(Set exercise) Copy every line of the records below that holds the word "content".

::: Input data :::

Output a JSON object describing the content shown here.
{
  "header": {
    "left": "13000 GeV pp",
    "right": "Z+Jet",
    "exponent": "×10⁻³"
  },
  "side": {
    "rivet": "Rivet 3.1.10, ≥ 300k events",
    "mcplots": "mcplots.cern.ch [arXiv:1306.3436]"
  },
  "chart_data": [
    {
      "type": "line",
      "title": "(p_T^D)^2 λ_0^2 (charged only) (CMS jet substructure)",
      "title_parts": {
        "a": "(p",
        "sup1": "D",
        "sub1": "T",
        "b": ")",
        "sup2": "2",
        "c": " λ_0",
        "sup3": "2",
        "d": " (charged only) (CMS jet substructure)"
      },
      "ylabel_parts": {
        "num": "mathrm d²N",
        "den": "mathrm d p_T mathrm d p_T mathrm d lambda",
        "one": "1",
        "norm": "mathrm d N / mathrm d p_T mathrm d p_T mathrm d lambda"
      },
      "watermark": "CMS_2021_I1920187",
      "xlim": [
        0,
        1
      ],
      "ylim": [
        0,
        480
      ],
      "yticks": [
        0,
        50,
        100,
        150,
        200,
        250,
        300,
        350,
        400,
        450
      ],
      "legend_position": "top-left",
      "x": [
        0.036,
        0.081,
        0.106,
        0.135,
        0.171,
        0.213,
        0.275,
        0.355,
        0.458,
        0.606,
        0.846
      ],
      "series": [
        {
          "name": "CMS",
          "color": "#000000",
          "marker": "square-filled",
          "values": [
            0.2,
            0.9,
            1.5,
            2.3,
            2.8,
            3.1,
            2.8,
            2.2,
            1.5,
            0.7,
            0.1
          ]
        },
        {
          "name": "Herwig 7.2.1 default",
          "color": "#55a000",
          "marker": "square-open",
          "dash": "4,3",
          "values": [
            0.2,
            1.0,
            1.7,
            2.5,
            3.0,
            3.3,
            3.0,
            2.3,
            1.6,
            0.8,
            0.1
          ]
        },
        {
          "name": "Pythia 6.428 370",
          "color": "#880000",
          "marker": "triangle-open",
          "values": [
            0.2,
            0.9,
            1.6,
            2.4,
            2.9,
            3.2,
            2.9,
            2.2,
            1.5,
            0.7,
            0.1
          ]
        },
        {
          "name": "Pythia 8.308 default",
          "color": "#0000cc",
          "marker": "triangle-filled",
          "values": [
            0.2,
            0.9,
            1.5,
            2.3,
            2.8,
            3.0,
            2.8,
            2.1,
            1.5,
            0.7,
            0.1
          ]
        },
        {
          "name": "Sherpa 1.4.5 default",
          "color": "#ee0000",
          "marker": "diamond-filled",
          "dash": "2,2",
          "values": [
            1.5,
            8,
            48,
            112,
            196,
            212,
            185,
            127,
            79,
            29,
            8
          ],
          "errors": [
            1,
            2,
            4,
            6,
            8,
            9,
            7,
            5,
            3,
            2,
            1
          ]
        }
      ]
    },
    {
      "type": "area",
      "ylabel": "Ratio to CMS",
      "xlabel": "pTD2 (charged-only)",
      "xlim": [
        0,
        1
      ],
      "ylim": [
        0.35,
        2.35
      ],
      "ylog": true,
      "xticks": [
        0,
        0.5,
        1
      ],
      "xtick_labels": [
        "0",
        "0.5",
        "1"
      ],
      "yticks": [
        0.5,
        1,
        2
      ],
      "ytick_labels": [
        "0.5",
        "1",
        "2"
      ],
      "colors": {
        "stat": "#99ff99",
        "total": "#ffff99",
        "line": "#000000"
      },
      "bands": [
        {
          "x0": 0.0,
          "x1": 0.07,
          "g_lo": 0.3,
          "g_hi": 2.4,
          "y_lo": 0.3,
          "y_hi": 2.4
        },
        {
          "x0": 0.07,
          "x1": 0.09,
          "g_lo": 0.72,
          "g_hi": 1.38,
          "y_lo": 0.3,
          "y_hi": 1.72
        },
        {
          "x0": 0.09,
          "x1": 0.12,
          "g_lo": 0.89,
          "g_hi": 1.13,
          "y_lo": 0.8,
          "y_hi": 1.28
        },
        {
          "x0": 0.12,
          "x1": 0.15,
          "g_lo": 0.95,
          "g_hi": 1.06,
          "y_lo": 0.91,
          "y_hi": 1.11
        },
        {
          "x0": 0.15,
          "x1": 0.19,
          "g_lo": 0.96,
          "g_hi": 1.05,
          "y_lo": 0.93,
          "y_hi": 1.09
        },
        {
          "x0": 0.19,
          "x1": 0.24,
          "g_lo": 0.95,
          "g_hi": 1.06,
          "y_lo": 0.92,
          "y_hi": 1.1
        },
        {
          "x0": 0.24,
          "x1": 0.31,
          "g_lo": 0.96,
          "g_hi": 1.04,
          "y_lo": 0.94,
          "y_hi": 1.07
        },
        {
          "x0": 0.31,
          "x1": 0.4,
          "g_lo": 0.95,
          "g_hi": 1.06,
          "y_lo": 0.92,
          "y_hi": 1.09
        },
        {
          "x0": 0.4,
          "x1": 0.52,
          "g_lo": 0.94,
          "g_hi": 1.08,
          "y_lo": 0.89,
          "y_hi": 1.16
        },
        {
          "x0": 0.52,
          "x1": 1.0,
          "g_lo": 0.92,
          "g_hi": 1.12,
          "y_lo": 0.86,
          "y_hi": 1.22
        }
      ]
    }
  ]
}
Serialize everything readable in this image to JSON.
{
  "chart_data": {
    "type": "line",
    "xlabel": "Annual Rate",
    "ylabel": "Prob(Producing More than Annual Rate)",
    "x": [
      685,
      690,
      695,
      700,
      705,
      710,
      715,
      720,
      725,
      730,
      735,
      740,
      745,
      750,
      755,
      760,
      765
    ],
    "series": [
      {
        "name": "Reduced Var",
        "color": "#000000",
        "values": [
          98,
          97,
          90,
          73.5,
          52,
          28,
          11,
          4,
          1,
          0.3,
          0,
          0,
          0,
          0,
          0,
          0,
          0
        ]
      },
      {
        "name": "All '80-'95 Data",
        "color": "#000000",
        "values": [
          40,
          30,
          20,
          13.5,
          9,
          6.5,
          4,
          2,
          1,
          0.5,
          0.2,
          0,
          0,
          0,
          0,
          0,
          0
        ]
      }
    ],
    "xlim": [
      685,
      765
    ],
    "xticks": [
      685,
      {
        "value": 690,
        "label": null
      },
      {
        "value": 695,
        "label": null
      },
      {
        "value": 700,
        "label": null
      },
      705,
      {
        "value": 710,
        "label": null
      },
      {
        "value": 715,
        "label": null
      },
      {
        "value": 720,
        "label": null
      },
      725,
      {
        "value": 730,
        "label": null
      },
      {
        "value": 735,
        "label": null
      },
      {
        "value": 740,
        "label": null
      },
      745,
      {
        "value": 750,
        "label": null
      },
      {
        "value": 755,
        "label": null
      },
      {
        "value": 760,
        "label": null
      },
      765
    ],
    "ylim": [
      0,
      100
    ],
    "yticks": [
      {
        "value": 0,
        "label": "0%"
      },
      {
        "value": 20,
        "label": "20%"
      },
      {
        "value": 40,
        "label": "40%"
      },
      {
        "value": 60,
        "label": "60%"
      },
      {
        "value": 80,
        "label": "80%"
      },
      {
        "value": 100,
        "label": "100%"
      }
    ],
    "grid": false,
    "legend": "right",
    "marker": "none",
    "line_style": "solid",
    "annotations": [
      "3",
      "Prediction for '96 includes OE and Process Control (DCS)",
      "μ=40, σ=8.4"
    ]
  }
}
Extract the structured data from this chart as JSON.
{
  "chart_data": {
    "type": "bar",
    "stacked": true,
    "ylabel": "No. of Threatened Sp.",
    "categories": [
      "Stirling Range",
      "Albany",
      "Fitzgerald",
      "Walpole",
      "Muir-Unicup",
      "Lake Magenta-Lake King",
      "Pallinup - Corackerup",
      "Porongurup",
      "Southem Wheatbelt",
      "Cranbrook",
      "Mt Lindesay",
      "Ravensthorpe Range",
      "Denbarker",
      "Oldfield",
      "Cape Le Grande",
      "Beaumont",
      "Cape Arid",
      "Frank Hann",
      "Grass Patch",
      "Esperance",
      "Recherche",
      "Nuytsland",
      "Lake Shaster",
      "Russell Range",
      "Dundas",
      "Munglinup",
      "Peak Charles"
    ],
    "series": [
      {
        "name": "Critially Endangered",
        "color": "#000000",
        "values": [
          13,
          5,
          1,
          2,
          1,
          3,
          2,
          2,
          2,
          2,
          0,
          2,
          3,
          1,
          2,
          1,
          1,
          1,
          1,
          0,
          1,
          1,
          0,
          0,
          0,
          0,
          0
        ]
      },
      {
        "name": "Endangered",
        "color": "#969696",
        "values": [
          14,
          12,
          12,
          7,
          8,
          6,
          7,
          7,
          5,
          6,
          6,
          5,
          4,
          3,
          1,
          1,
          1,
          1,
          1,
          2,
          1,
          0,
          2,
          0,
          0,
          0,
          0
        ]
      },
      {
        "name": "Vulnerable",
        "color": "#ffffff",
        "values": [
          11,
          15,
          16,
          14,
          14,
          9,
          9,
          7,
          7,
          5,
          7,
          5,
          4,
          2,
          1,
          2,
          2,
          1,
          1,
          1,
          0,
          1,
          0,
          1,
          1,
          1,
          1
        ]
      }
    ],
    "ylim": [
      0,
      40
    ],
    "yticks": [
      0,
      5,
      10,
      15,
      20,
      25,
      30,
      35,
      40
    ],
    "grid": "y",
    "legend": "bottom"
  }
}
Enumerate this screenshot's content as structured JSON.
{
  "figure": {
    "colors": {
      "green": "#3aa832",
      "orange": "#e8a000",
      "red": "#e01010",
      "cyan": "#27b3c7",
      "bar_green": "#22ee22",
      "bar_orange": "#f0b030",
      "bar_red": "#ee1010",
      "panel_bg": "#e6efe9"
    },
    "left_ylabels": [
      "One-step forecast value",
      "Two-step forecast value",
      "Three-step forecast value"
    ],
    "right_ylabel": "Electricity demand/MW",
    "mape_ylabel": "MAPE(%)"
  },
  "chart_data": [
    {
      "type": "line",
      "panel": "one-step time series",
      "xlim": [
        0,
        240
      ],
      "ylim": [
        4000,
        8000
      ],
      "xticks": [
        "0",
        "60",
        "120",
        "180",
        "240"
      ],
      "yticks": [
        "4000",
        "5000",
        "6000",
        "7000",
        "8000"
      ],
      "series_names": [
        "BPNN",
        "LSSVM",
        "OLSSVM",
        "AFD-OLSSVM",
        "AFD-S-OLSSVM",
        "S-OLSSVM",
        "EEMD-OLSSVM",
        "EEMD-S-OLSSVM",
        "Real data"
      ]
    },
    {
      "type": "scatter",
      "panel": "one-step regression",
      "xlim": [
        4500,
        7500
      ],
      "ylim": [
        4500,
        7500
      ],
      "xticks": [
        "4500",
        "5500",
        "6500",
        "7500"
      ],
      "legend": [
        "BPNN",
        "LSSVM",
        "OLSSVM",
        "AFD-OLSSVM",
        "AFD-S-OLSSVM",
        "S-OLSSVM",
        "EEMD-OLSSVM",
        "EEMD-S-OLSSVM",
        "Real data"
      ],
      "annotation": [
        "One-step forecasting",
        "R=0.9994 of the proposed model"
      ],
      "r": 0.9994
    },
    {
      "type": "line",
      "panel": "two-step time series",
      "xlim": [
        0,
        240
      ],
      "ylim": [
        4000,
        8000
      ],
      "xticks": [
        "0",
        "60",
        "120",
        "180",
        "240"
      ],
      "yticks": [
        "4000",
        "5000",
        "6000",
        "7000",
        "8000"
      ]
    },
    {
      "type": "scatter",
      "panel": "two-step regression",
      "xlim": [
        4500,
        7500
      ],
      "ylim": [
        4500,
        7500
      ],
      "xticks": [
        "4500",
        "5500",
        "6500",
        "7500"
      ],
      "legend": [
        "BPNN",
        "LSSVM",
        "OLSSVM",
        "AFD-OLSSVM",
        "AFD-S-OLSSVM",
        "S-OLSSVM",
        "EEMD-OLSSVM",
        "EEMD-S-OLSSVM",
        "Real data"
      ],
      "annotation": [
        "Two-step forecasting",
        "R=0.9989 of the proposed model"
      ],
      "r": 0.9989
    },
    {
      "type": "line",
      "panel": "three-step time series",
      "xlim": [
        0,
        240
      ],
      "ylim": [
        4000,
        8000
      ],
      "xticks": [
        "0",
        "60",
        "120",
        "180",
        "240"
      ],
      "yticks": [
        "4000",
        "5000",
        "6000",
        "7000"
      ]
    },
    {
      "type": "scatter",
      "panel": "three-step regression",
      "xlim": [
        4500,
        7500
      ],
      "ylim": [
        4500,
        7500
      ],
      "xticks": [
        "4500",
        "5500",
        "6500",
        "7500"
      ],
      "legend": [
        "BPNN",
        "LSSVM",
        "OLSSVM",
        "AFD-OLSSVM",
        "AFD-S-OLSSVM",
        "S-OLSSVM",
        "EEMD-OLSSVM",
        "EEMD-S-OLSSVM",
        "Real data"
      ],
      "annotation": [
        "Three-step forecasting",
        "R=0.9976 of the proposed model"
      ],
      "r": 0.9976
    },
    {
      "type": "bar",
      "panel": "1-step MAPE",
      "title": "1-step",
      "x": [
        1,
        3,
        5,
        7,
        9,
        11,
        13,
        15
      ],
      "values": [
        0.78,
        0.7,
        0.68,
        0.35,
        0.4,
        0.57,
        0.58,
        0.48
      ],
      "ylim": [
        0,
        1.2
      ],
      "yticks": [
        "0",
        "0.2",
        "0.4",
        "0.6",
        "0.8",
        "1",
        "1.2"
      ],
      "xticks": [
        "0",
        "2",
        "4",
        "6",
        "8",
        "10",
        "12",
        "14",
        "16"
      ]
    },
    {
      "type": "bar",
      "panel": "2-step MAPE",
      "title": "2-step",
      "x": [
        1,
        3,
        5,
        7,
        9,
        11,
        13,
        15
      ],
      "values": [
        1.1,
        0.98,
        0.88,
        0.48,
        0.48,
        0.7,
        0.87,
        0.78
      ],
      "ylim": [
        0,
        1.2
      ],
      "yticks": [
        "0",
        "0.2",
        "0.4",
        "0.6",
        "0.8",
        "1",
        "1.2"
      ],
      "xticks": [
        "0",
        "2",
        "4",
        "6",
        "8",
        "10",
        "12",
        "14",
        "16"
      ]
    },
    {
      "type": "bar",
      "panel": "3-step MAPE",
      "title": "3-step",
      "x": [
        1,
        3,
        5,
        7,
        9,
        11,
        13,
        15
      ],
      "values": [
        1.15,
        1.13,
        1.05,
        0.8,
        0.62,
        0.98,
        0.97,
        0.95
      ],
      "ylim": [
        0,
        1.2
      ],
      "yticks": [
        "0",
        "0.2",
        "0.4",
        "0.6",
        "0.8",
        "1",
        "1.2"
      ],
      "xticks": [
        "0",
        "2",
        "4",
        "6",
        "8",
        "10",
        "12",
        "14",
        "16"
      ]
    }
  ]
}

:::

(Correct answer)
Output a JSON object describing the content shown here.
Enumerate this screenshot's content as structured JSON.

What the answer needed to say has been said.